# Start of Supplied information

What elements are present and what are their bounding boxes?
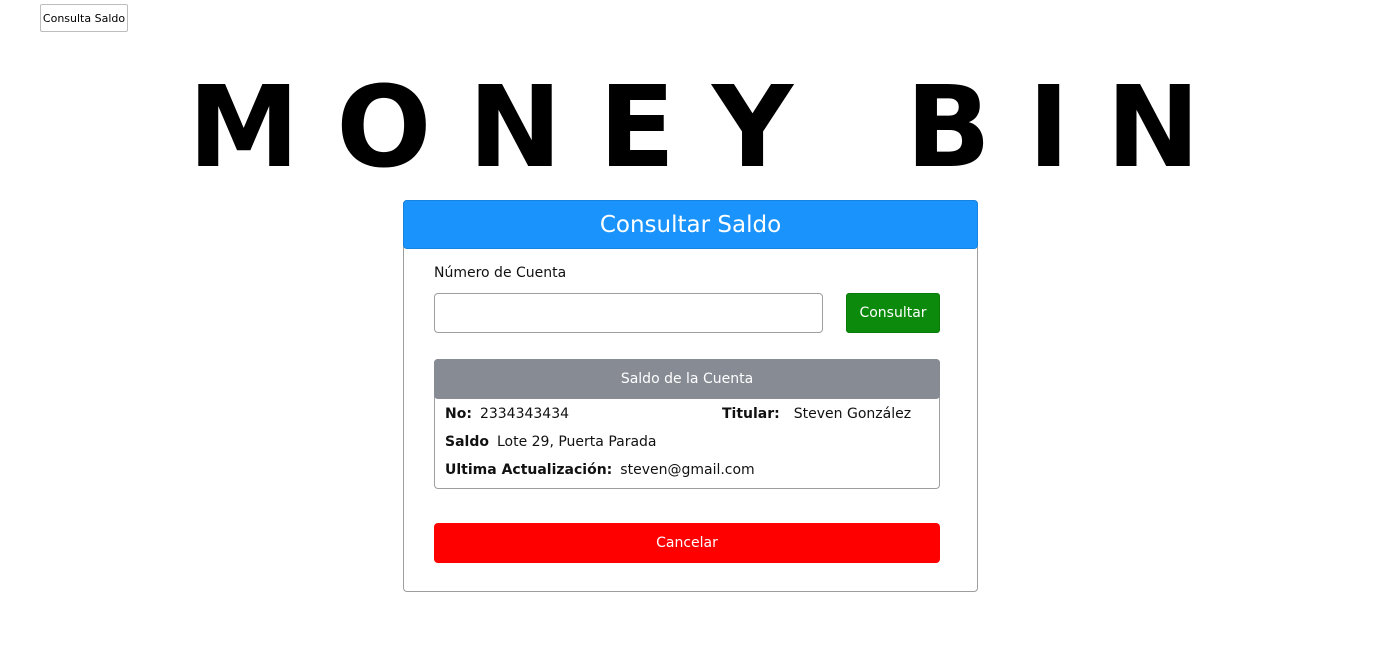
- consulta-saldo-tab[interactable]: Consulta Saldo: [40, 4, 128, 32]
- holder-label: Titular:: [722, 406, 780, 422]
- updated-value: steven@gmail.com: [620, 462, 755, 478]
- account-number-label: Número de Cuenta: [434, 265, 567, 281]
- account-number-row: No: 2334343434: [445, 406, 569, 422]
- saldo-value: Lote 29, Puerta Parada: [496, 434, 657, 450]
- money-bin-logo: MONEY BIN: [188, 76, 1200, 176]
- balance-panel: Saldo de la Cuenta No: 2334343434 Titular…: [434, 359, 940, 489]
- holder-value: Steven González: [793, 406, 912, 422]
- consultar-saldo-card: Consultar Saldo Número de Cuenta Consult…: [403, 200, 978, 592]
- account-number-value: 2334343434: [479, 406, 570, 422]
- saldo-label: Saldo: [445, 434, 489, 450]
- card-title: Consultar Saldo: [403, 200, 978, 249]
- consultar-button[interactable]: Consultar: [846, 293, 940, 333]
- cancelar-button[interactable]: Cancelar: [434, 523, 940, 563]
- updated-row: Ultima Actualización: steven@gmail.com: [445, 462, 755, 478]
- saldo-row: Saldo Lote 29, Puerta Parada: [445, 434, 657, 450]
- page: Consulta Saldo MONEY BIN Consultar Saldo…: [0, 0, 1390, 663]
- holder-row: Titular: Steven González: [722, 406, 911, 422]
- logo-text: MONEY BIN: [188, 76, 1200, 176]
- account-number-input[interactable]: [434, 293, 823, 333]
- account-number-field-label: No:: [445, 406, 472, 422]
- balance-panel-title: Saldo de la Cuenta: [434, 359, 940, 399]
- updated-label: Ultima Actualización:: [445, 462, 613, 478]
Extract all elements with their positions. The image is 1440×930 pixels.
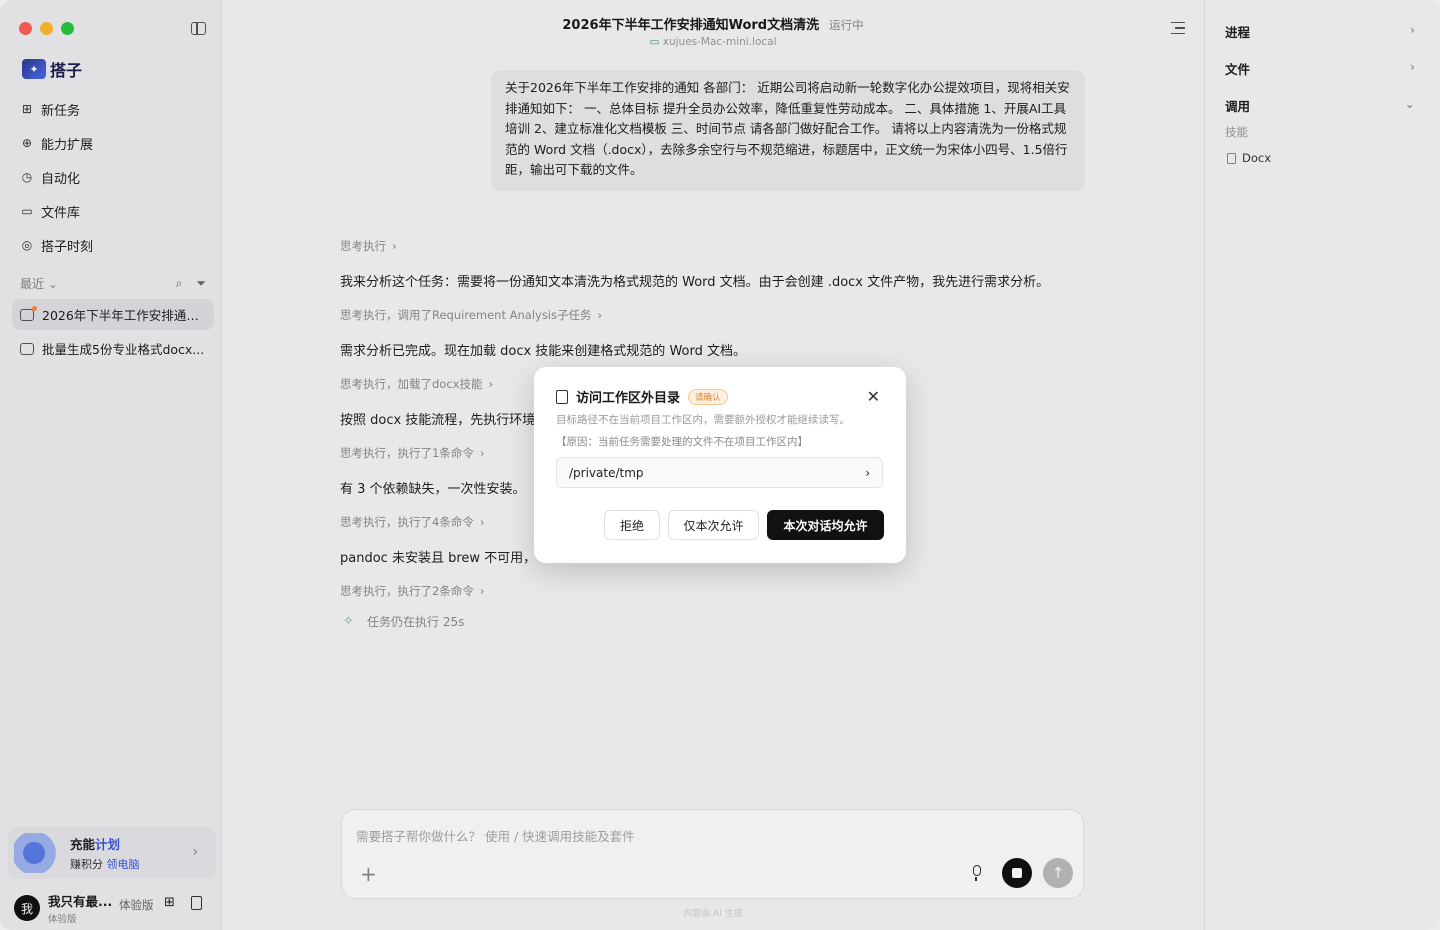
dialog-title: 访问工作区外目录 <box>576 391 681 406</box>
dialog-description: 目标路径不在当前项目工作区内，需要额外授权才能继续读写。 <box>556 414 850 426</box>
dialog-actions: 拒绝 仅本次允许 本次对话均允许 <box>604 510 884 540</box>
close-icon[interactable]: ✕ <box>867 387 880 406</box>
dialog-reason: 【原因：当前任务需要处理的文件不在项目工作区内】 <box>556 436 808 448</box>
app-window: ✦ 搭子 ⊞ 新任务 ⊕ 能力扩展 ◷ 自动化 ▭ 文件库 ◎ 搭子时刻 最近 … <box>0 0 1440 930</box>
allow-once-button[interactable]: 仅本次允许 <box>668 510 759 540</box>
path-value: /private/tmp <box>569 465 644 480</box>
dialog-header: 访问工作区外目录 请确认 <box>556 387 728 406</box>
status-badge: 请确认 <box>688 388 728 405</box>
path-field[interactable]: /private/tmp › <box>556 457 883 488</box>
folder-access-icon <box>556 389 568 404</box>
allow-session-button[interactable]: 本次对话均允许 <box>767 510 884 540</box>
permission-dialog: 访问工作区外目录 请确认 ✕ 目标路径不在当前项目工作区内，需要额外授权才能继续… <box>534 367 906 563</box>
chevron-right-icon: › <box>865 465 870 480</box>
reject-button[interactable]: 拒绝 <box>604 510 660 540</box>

# End of Supplied information

-- Exercise requirements --
Copy every line of the records above word for word, leaving out the pictures.

-- Completed task --
What elements are present and what are their bounding boxes?
- consulta-saldo-tab[interactable]: Consulta Saldo: [40, 4, 128, 32]
- holder-label: Titular:: [722, 406, 780, 422]
- updated-value: steven@gmail.com: [620, 462, 755, 478]
- account-number-label: Número de Cuenta: [434, 265, 567, 281]
- account-number-row: No: 2334343434: [445, 406, 569, 422]
- saldo-value: Lote 29, Puerta Parada: [496, 434, 657, 450]
- money-bin-logo: MONEY BIN: [188, 76, 1200, 176]
- balance-panel: Saldo de la Cuenta No: 2334343434 Titular…: [434, 359, 940, 489]
- holder-value: Steven González: [793, 406, 912, 422]
- consultar-saldo-card: Consultar Saldo Número de Cuenta Consult…: [403, 200, 978, 592]
- account-number-value: 2334343434: [479, 406, 570, 422]
- saldo-label: Saldo: [445, 434, 489, 450]
- card-title: Consultar Saldo: [403, 200, 978, 249]
- consultar-button[interactable]: Consultar: [846, 293, 940, 333]
- cancelar-button[interactable]: Cancelar: [434, 523, 940, 563]
- updated-row: Ultima Actualización: steven@gmail.com: [445, 462, 755, 478]
- saldo-row: Saldo Lote 29, Puerta Parada: [445, 434, 657, 450]
- page: Consulta Saldo MONEY BIN Consultar Saldo…: [0, 0, 1390, 663]
- holder-row: Titular: Steven González: [722, 406, 911, 422]
- logo-text: MONEY BIN: [188, 76, 1200, 176]
- account-number-input[interactable]: [434, 293, 823, 333]
- account-number-field-label: No:: [445, 406, 472, 422]
- balance-panel-title: Saldo de la Cuenta: [434, 359, 940, 399]
- updated-label: Ultima Actualización:: [445, 462, 613, 478]
Extract all elements with their positions. The image is 1440×930 pixels.
dialog-title: 访问工作区外目录 <box>576 391 681 406</box>
dialog-description: 目标路径不在当前项目工作区内，需要额外授权才能继续读写。 <box>556 414 850 426</box>
dialog-actions: 拒绝 仅本次允许 本次对话均允许 <box>604 510 884 540</box>
close-icon[interactable]: ✕ <box>867 387 880 406</box>
dialog-reason: 【原因：当前任务需要处理的文件不在项目工作区内】 <box>556 436 808 448</box>
app-window: ✦ 搭子 ⊞ 新任务 ⊕ 能力扩展 ◷ 自动化 ▭ 文件库 ◎ 搭子时刻 最近 … <box>0 0 1440 930</box>
allow-once-button[interactable]: 仅本次允许 <box>668 510 759 540</box>
path-value: /private/tmp <box>569 465 644 480</box>
dialog-header: 访问工作区外目录 请确认 <box>556 387 728 406</box>
status-badge: 请确认 <box>688 388 728 405</box>
path-field[interactable]: /private/tmp › <box>556 457 883 488</box>
folder-access-icon <box>556 389 568 404</box>
allow-session-button[interactable]: 本次对话均允许 <box>767 510 884 540</box>
permission-dialog: 访问工作区外目录 请确认 ✕ 目标路径不在当前项目工作区内，需要额外授权才能继续… <box>534 367 906 563</box>
chevron-right-icon: › <box>865 465 870 480</box>
reject-button[interactable]: 拒绝 <box>604 510 660 540</box>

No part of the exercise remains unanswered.